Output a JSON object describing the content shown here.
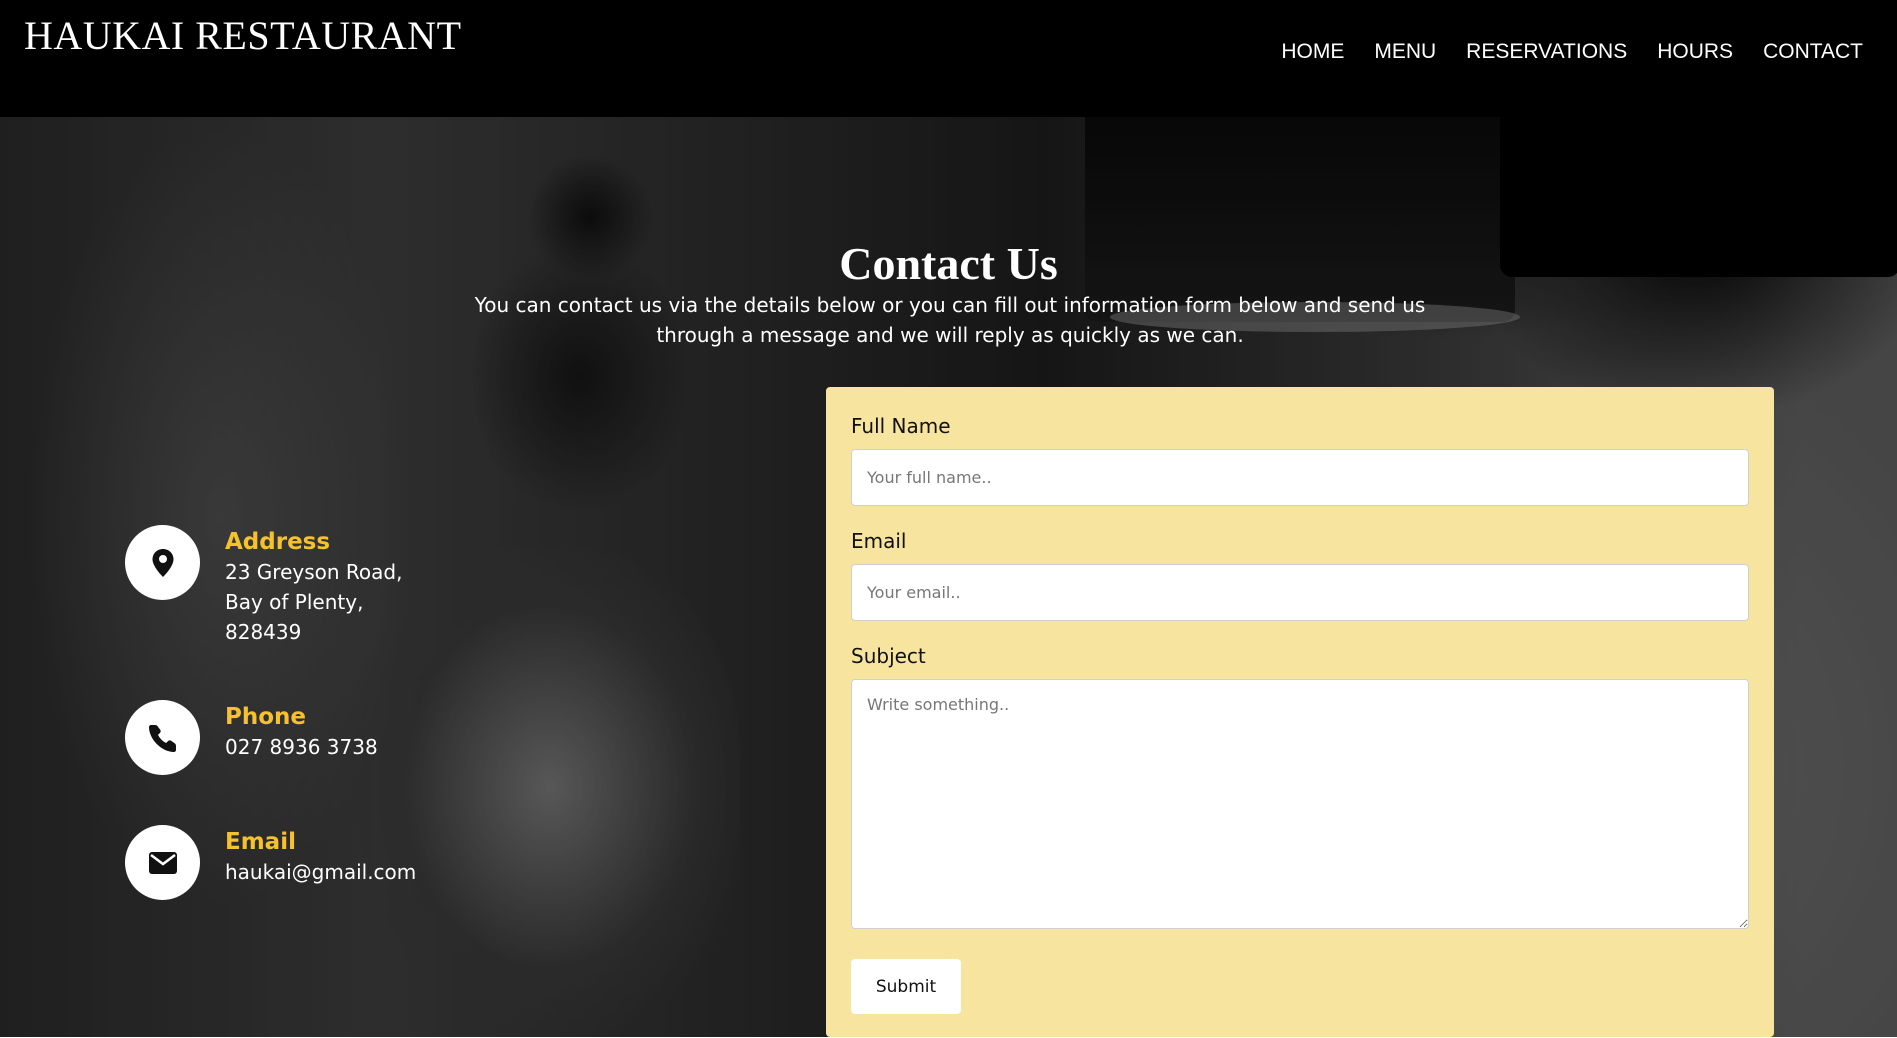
{
  "header": {
    "brand": "HAUKAI RESTAURANT",
    "nav": [
      "HOME",
      "MENU",
      "RESERVATIONS",
      "HOURS",
      "CONTACT"
    ]
  },
  "hero": {
    "title": "Contact Us",
    "subtitle": "You can contact us via the details below or you can fill out information form below and send us through a message and we will reply as quickly as we can."
  },
  "contact_info": {
    "address": {
      "heading": "Address",
      "lines": [
        "23 Greyson Road,",
        "Bay of Plenty,",
        "828439"
      ],
      "icon": "map-pin-icon"
    },
    "phone": {
      "heading": "Phone",
      "lines": [
        "027 8936 3738"
      ],
      "icon": "phone-icon"
    },
    "email": {
      "heading": "Email",
      "lines": [
        "haukai@gmail.com"
      ],
      "icon": "envelope-icon"
    }
  },
  "form": {
    "full_name": {
      "label": "Full Name",
      "placeholder": "Your full name.."
    },
    "email": {
      "label": "Email",
      "placeholder": "Your email.."
    },
    "subject": {
      "label": "Subject",
      "placeholder": "Write something.."
    },
    "submit_label": "Submit"
  },
  "colors": {
    "header_bg": "#000000",
    "accent_heading": "#f5c12e",
    "form_panel_bg": "#f7e49e",
    "text_light": "#ffffff"
  }
}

● ● ● ● ●

=== STATED EXERCISE ===
Quote the records in full and exactly; skip any image.

=== THE COMPLETED TASK ===
Output a JSON object describing the content shown here.
{
  "header": {
    "brand": "HAUKAI RESTAURANT",
    "nav": [
      "HOME",
      "MENU",
      "RESERVATIONS",
      "HOURS",
      "CONTACT"
    ]
  },
  "hero": {
    "title": "Contact Us",
    "subtitle": "You can contact us via the details below or you can fill out information form below and send us through a message and we will reply as quickly as we can."
  },
  "contact_info": {
    "address": {
      "heading": "Address",
      "lines": [
        "23 Greyson Road,",
        "Bay of Plenty,",
        "828439"
      ],
      "icon": "map-pin-icon"
    },
    "phone": {
      "heading": "Phone",
      "lines": [
        "027 8936 3738"
      ],
      "icon": "phone-icon"
    },
    "email": {
      "heading": "Email",
      "lines": [
        "haukai@gmail.com"
      ],
      "icon": "envelope-icon"
    }
  },
  "form": {
    "full_name": {
      "label": "Full Name",
      "placeholder": "Your full name.."
    },
    "email": {
      "label": "Email",
      "placeholder": "Your email.."
    },
    "subject": {
      "label": "Subject",
      "placeholder": "Write something.."
    },
    "submit_label": "Submit"
  },
  "colors": {
    "header_bg": "#000000",
    "accent_heading": "#f5c12e",
    "form_panel_bg": "#f7e49e",
    "text_light": "#ffffff"
  }
}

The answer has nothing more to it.